▶ Direction
Rewrite the material as a numbered list with blank lines dropped, starting at its first line and ending at the line that contains "date-stepper[interactable]: 8/11/10 —", both included. Cover only those lines.

▶ Dataset rows

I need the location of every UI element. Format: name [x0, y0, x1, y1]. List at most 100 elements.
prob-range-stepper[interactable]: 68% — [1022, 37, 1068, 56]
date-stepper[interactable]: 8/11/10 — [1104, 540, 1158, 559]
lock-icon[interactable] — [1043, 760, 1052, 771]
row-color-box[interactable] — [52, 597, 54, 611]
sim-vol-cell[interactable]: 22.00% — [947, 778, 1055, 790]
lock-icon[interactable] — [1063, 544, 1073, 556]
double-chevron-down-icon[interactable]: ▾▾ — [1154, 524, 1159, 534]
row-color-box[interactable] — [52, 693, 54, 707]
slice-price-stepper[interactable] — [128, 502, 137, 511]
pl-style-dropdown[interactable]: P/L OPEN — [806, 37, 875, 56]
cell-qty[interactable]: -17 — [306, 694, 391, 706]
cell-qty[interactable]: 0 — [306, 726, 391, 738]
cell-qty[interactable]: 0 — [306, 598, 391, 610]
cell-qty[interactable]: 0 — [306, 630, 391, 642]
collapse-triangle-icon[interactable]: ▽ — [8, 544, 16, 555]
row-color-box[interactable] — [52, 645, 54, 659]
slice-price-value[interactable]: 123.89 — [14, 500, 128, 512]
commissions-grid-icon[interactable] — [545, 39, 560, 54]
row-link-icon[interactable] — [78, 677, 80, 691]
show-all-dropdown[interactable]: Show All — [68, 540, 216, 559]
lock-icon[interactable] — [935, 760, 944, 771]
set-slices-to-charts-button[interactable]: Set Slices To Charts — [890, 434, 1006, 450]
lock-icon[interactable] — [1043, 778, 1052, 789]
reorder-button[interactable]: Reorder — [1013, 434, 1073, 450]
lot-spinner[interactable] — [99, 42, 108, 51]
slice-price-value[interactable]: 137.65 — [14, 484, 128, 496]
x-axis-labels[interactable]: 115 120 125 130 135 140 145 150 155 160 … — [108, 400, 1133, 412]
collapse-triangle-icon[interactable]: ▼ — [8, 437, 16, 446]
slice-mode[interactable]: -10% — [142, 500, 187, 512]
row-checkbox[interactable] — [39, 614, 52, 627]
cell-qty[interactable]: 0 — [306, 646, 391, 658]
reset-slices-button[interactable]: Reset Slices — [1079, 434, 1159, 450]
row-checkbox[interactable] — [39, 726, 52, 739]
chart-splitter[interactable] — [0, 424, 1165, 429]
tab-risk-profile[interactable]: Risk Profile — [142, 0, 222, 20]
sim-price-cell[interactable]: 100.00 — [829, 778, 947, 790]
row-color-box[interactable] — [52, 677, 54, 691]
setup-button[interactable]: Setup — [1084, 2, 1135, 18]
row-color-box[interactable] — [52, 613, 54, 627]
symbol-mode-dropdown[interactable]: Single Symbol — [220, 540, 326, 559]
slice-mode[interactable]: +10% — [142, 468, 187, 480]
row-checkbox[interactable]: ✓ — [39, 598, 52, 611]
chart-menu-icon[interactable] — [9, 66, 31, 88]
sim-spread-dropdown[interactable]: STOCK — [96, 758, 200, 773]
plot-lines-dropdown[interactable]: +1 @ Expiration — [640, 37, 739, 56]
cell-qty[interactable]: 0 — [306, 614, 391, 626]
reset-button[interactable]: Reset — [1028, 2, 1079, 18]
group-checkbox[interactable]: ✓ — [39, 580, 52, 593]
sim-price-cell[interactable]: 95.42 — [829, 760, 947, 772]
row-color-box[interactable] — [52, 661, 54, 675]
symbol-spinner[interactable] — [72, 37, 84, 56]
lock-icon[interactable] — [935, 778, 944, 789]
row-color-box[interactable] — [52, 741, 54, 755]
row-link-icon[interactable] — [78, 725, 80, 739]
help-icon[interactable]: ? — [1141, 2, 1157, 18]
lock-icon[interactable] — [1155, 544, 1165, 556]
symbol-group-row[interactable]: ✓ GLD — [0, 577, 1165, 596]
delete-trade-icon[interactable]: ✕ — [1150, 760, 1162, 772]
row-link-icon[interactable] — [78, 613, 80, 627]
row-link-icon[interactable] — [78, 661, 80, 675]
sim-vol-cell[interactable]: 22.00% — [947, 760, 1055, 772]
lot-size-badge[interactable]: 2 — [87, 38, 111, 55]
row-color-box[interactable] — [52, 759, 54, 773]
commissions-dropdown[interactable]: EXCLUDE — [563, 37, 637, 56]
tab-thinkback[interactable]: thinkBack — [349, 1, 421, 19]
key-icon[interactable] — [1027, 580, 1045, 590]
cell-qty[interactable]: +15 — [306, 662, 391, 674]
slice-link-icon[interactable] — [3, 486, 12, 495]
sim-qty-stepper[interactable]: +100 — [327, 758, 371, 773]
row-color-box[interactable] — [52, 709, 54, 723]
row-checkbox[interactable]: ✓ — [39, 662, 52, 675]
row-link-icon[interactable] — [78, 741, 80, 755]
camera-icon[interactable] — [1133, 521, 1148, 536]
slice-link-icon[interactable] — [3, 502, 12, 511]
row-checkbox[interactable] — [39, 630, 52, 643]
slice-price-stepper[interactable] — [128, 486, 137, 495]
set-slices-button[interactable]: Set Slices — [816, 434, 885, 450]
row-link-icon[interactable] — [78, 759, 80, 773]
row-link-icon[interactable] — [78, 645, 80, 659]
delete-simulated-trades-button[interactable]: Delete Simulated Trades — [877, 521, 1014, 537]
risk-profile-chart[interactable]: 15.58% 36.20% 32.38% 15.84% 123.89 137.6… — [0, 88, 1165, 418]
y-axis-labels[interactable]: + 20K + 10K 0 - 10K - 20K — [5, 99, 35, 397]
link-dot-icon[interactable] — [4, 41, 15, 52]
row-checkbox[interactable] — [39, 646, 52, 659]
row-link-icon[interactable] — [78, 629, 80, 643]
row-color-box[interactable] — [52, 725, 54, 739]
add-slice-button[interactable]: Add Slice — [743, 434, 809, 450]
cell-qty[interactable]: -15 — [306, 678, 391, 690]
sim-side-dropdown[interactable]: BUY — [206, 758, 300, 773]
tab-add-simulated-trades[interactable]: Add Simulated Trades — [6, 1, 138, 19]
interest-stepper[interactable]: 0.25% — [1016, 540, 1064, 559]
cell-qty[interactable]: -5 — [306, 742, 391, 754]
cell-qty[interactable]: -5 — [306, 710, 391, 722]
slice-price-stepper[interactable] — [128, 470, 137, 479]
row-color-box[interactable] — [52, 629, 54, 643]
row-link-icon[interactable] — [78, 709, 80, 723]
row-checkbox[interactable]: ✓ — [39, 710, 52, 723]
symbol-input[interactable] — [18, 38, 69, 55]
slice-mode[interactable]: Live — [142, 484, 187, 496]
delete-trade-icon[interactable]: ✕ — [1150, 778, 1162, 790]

▶ The result
1. I need the location of every UI element. Format: name [x0, y0, x1, y1]. List at most 100 elements.
2. prob-range-stepper[interactable]: 68% — [1022, 37, 1068, 56]
3. date-stepper[interactable]: 8/11/10 — [1104, 540, 1158, 559]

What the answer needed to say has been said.